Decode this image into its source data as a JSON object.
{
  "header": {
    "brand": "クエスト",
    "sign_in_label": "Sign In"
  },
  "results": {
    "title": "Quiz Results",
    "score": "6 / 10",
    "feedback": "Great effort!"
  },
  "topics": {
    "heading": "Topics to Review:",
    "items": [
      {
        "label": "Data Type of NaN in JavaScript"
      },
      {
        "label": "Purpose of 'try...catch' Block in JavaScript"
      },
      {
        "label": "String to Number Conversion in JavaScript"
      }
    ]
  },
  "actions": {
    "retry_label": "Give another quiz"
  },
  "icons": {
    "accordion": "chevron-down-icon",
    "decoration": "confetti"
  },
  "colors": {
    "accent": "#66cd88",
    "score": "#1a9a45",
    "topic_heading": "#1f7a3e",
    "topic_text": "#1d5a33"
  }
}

☆ ☆ ☆ ☆

▶ **WHAT THE TASK ASKS**:
Extract every entry above as it appears.

▶ **EXERCISE SOLUTION**:
Decode this image into its source data as a JSON object.
{
  "header": {
    "brand": "クエスト",
    "sign_in_label": "Sign In"
  },
  "results": {
    "title": "Quiz Results",
    "score": "6 / 10",
    "feedback": "Great effort!"
  },
  "topics": {
    "heading": "Topics to Review:",
    "items": [
      {
        "label": "Data Type of NaN in JavaScript"
      },
      {
        "label": "Purpose of 'try...catch' Block in JavaScript"
      },
      {
        "label": "String to Number Conversion in JavaScript"
      }
    ]
  },
  "actions": {
    "retry_label": "Give another quiz"
  },
  "icons": {
    "accordion": "chevron-down-icon",
    "decoration": "confetti"
  },
  "colors": {
    "accent": "#66cd88",
    "score": "#1a9a45",
    "topic_heading": "#1f7a3e",
    "topic_text": "#1d5a33"
  }
}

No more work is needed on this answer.